Identify the lines that contain the string "decrease", then copy each of them.
─── Material
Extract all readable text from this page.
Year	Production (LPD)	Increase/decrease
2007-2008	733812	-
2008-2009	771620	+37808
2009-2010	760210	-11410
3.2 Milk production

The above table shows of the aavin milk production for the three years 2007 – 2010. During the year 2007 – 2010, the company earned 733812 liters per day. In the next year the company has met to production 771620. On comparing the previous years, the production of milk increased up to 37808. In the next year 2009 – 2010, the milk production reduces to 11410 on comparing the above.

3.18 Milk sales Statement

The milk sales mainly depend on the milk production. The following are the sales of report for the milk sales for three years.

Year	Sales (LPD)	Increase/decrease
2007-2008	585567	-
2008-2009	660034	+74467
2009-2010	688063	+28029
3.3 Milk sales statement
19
──────
→ Output for this exercise:
Year	Production (LPD)	Increase/decrease
Year	Sales (LPD)	Increase/decrease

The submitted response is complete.